Selected passage start

Ralph Rizzo: Thanks, Kyle! What we're going to do in this part is discuss when you do financial planning and the steps involved in actually doing it. Financial planning should occur at a specific point in the planning process. It should take place after you have established a list of transportation needs and created a project priority list. Once financial planning is complete, the funded projects form the cost feasible project list. This list consists of projects that the tribe intends to build over the life of the long-range plan and that are able to be implemented with anticipated funding through the final year of the long-range plan. All of your work should be compiled into a Tribal Transportation Plan.
There are four steps in the financial planning process which we will discuss each in greater detail here.
As a first step, you will have to gather information on which funding streams are available to the tribe. It is important to remember that the Tribal Transportation Program is the only source of funding that every tribe receives. To investigate other sources, you can:
To further investigate funding sources, you can:
The basic thing to know before entering into a finance arrangement is where the funding for repayment will come from. That's your first question. The objective of learning about programs and identifying funding streams is to have a sense of available funds. Determining the dollar amount will come in subsequent steps.
This table lists a number of funding streams that may be available to the tribe as well as the agency charged with making decisions about allocating those funds. Additionally, it lists the agency or individual who should be contacted when making revenue estimates for each funding stream. This can be used as a resource when identifying funding streams. In other words, you make a list of different funding programs and you find out who you need to talk to find out about them and who you need to talk to find out how much funding is available in each of those funding programs.
Next you can use that information to start filling out a Funding Inventory Worksheet. It is a useful tool for tracking all of the information you will collect about funding sources, eligible projects, and dollar amounts. The worksheet, which can be created in Microsoft Word or Excel, will have five columns: Funding Stream, Program Officer, Eligible Project Types, Year 1 Revenue, and 20-year Total. As we proceed through this module, you will learn how to fill out and utilize the funding inventory worksheet. We will fill out the columns as we obtain information throughout step 1, parts A-C. To begin, use the information gathered about the funding sources and fill in the first two columns: Funding Stream and Program Officer. Remember we did that in the list in the previous step.
Next it is important to understand the types of projects each funding stream can be used for so that funding can be matched to projects later in the financial planning process. However, funding eligibility can vary substantially. The program officer, as noted on the slide, is a good resource to ask for more information about funding eligibility. Common types of eligible projects include roadways, bridges, maintenance, safety, transit, paratransit, and bicycle/pedestrian facilities.
Next, you'll determine how much money each stream will produce. Finding out the information about the amount of money that will be available from each funding stream for the first year requires you to consult with the program officer. Program officers may be able to provide advice on how much funding will be available in future fiscal years as well.
Once you have completed step 1C, you should be able to fill out the first four columns of your Funding Inventory Worksheet.
From step one, let's move on to the second step: estimate future revenue. During this step, you will use the information you collected in step one, which should be inserted into the Funding Inventory Worksheet, and predict how much money will be available to your tribe over at least the next twenty years. In order to estimate projected funding, you will have to make educated guesses about the consistency of the funding. This involves looking at the general state of the economy; observing funding levels in Federal law; listening to the advice of Tribal contacts at FHWA; and looking to neighboring State and local governments.

Selected passage end

• _Exercise 1_
Please reproduce the part of the tribal financial planning passage that opens with the words containing "Ralph Rizzo: Thanks, Kyle!" and closes with "greater detail here.".
• _Exercise 2_
Write what comes next in the tribal financial planning passage, picking up right after its last sentence.

Information provided start

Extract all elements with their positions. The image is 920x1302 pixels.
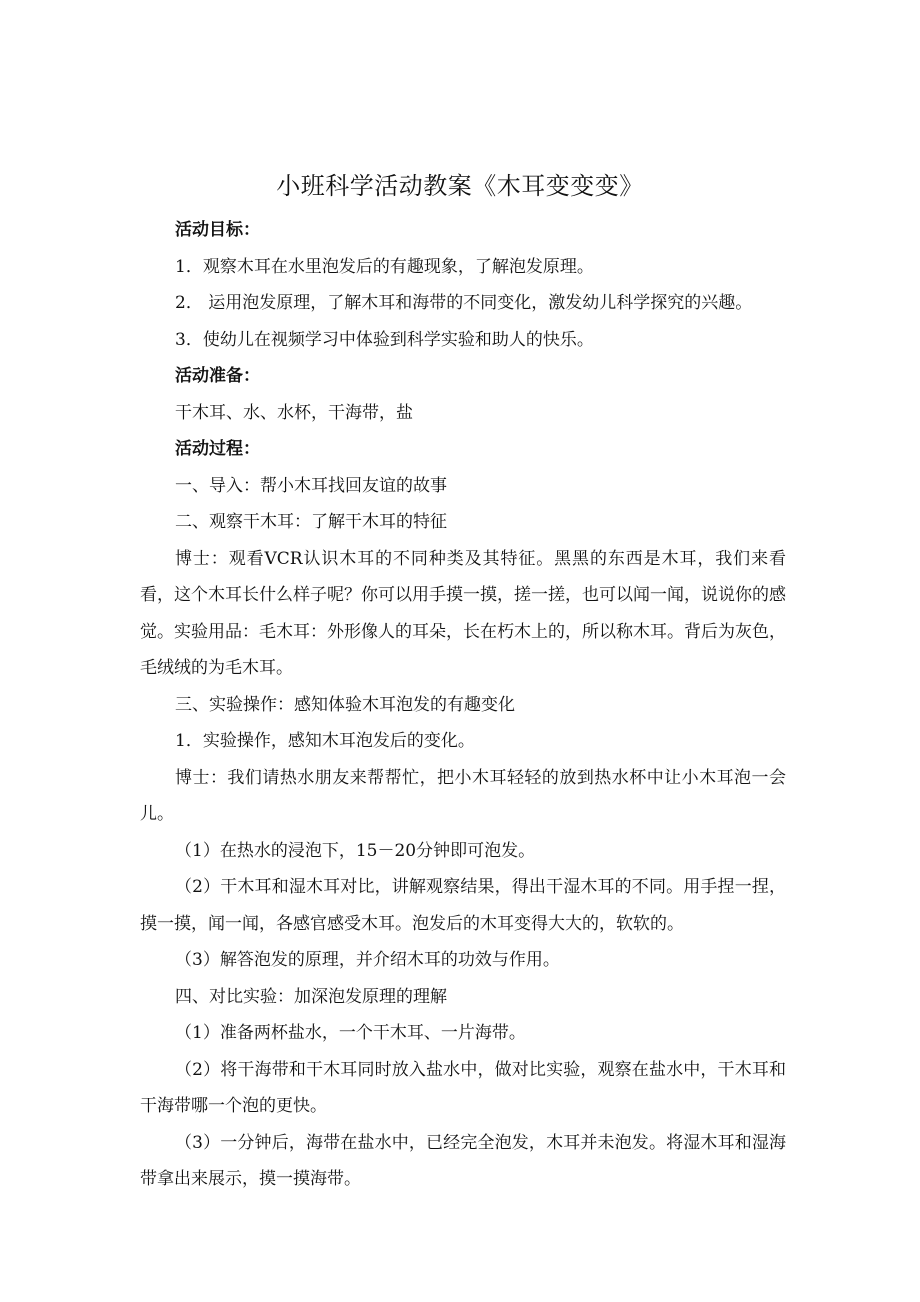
goal-item-2: 2． 运用泡发原理，了解木耳和海带的不同变化，激发幼儿科学探究的兴趣。 <box>175 293 753 313</box>
preparation-materials: 干木耳、水、水杯，干海带，盐 <box>175 402 413 423</box>
process-step-4: 四、对比实验：加深泡发原理的理解 <box>175 986 447 1007</box>
process-step-3: 三、实验操作：感知体验木耳泡发的有趣变化 <box>175 694 515 715</box>
section-heading-goals: 活动目标： <box>175 220 260 240</box>
process-step-3-sub-2: （2）干木耳和湿木耳对比，讲解观察结果，得出干湿木耳的不同。用手捏一捏，摸一摸，闻一闻，各感官感受木耳。泡发后的木耳变得大大的，软软的。 <box>140 877 786 934</box>
process-step-4-sub-2: （2）将干海带和干木耳同时放入盐水中，做对比实验，观察在盐水中，干木耳和干海带哪一个泡的更快。 <box>140 1059 786 1116</box>
goal-item-3: 3．使幼儿在视频学习中体验到科学实验和助人的快乐。 <box>175 329 594 350</box>
process-step-2: 二、观察干木耳：了解干木耳的特征 <box>175 512 447 532</box>
document-title: 小班科学活动教案《木耳变变变》 <box>276 172 644 200</box>
process-step-4-sub-1: （1）准备两杯盐水，一个干木耳、一片海带。 <box>175 1023 526 1043</box>
process-step-2-detail: 博士：观看VCR认识木耳的不同种类及其特征。黑黑的东西是木耳，我们来看看，这个木耳长什么样子呢？你可以用手摸一摸，搓一搓，也可以闻一闻，说说你的感觉。实验用品：毛木耳：外形像人的耳朵，长在朽木上的，所以称木耳。背后为灰色，毛绒绒的为毛木耳。 <box>140 548 786 678</box>
section-heading-process: 活动过程： <box>175 439 260 459</box>
process-step-3-sub-3: （3）解答泡发的原理，并介绍木耳的功效与作用。 <box>175 950 560 970</box>
document-body <box>140 212 786 1198</box>
process-step-3-item-1: 1．实验操作，感知木耳泡发后的变化。 <box>175 731 475 751</box>
process-step-1: 一、导入：帮小木耳找回友谊的故事 <box>175 475 447 496</box>
goal-item-1: 1．观察木耳在水里泡发后的有趣现象，了解泡发原理。 <box>175 256 594 277</box>
section-heading-preparation: 活动准备： <box>175 366 260 386</box>
process-step-3-sub-1: （1）在热水的浸泡下，15－20分钟即可泡发。 <box>175 840 536 861</box>
process-step-3-detail: 博士：我们请热水朋友来帮帮忙，把小木耳轻轻的放到热水杯中让小木耳泡一会儿。 <box>140 767 786 824</box>
process-step-4-sub-3: （3）一分钟后，海带在盐水中，已经完全泡发，木耳并未泡发。将湿木耳和湿海带拿出来展示，摸一摸海带。 <box>140 1132 786 1189</box>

Information provided end

• _Written reply 1_
Ralph Rizzo: Thanks, Kyle! What we're going to do in this part is discuss when you do financial planning and the steps involved in actually doing it. Financial planning should occur at a specific point in the planning process. It should take place after you have established a list of transportation needs and created a project priority list. Once financial planning is complete, the funded projects form the cost feasible project list. This list consists of projects that the tribe intends to build over the life of the long-range plan and that are able to be implemented with anticipated funding through the final year of the long-range plan. All of your work should be compiled into a Tribal Transportation Plan.
There are four steps in the financial planning process which we will discuss each in greater detail here.

• _Written reply 2_
Making educated projections about the amount of funding that will be available over time is challenging. It is not 100% accurate, but is very helpful. To make educated projections, you can use baseline inventories; estimates of funding consistency; and knowledge about inflation rates.
There are essentially four types of funding.
Once the 20-year total has been calculated for each funding stream, the fifth column in the Funding Inventory Worksheet can be filled out. Now the worksheet is complete.
Let's move on to step 3, matching funding to projects. In this step, the information gathered in steps 1 and 2 will be used to match projects to funding. The materials necessary for this step are the Funding Inventory Worksheet that you just filled out and the Prioritized Project List that you came up with as part of your planning process. Once both are in hand, follow the sequence of steps listed above to make decisions about matching funding to projects.
The Project Matching Worksheet is what you can use to track the projects on your list and match them to available funds. You can see that the first four columns (A-D) will be filled out using the Project Priority List developed during the project prioritization phase of the planning process. The fifth column (E) will be filled in using the Funding Inventory Worksheet compiled in steps 1 and 2. Once the existing information has been filled in, the only empty columns will be F and G.
Once you have gone through the sequence of how to match funding to projects, you should be able to come to a decision about how each project will be funded. Once this determination is made, fill in column F by adding the amount of money to be applied to the project. Subtract the total value of the funding stream (found in your Funding Inventory Worksheet) from the amount of money shown in column F. The result should be marked down in column G. You will repeat this process for the second highest priority project and then on down the list until you run out of money.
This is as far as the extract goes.